:: Exercise data
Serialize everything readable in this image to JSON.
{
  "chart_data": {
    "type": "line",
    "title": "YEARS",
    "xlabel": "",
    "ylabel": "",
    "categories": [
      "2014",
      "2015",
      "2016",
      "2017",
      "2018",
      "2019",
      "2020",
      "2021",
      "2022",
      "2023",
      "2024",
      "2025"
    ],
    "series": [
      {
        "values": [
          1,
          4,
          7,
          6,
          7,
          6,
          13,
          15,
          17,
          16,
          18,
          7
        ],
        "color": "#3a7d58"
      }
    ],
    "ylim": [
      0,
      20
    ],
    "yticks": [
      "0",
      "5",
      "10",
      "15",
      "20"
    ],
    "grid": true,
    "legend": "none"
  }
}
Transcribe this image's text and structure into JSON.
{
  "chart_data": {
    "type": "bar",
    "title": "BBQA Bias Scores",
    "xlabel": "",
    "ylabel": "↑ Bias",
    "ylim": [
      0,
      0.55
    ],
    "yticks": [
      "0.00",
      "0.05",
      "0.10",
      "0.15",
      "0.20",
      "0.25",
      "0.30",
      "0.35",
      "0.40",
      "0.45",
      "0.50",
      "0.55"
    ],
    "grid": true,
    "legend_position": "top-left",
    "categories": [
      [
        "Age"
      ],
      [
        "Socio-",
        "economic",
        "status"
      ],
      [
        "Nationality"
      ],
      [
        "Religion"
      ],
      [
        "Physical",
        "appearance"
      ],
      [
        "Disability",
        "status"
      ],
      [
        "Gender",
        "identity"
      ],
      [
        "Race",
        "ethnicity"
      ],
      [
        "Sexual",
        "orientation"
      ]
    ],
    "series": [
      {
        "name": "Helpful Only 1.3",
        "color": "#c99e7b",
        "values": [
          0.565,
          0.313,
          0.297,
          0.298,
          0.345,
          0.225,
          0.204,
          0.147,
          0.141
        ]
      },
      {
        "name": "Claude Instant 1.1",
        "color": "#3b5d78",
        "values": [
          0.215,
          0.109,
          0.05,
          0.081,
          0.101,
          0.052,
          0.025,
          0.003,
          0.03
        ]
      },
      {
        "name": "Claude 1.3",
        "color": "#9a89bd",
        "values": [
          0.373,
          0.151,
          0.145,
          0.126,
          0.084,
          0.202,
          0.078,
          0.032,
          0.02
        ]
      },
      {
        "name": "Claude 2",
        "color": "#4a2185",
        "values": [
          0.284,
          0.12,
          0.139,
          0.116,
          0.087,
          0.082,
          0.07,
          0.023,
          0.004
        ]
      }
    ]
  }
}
::::
▶ **Request**: Copy out the material above in its entirety. Every detail must match.

▶ **Completed task**:
Serialize everything readable in this image to JSON.
{
  "chart_data": {
    "type": "line",
    "title": "YEARS",
    "xlabel": "",
    "ylabel": "",
    "categories": [
      "2014",
      "2015",
      "2016",
      "2017",
      "2018",
      "2019",
      "2020",
      "2021",
      "2022",
      "2023",
      "2024",
      "2025"
    ],
    "series": [
      {
        "values": [
          1,
          4,
          7,
          6,
          7,
          6,
          13,
          15,
          17,
          16,
          18,
          7
        ],
        "color": "#3a7d58"
      }
    ],
    "ylim": [
      0,
      20
    ],
    "yticks": [
      "0",
      "5",
      "10",
      "15",
      "20"
    ],
    "grid": true,
    "legend": "none"
  }
}
Transcribe this image's text and structure into JSON.
{
  "chart_data": {
    "type": "bar",
    "title": "BBQA Bias Scores",
    "xlabel": "",
    "ylabel": "↑ Bias",
    "ylim": [
      0,
      0.55
    ],
    "yticks": [
      "0.00",
      "0.05",
      "0.10",
      "0.15",
      "0.20",
      "0.25",
      "0.30",
      "0.35",
      "0.40",
      "0.45",
      "0.50",
      "0.55"
    ],
    "grid": true,
    "legend_position": "top-left",
    "categories": [
      [
        "Age"
      ],
      [
        "Socio-",
        "economic",
        "status"
      ],
      [
        "Nationality"
      ],
      [
        "Religion"
      ],
      [
        "Physical",
        "appearance"
      ],
      [
        "Disability",
        "status"
      ],
      [
        "Gender",
        "identity"
      ],
      [
        "Race",
        "ethnicity"
      ],
      [
        "Sexual",
        "orientation"
      ]
    ],
    "series": [
      {
        "name": "Helpful Only 1.3",
        "color": "#c99e7b",
        "values": [
          0.565,
          0.313,
          0.297,
          0.298,
          0.345,
          0.225,
          0.204,
          0.147,
          0.141
        ]
      },
      {
        "name": "Claude Instant 1.1",
        "color": "#3b5d78",
        "values": [
          0.215,
          0.109,
          0.05,
          0.081,
          0.101,
          0.052,
          0.025,
          0.003,
          0.03
        ]
      },
      {
        "name": "Claude 1.3",
        "color": "#9a89bd",
        "values": [
          0.373,
          0.151,
          0.145,
          0.126,
          0.084,
          0.202,
          0.078,
          0.032,
          0.02
        ]
      },
      {
        "name": "Claude 2",
        "color": "#4a2185",
        "values": [
          0.284,
          0.12,
          0.139,
          0.116,
          0.087,
          0.082,
          0.07,
          0.023,
          0.004
        ]
      }
    ]
  }
}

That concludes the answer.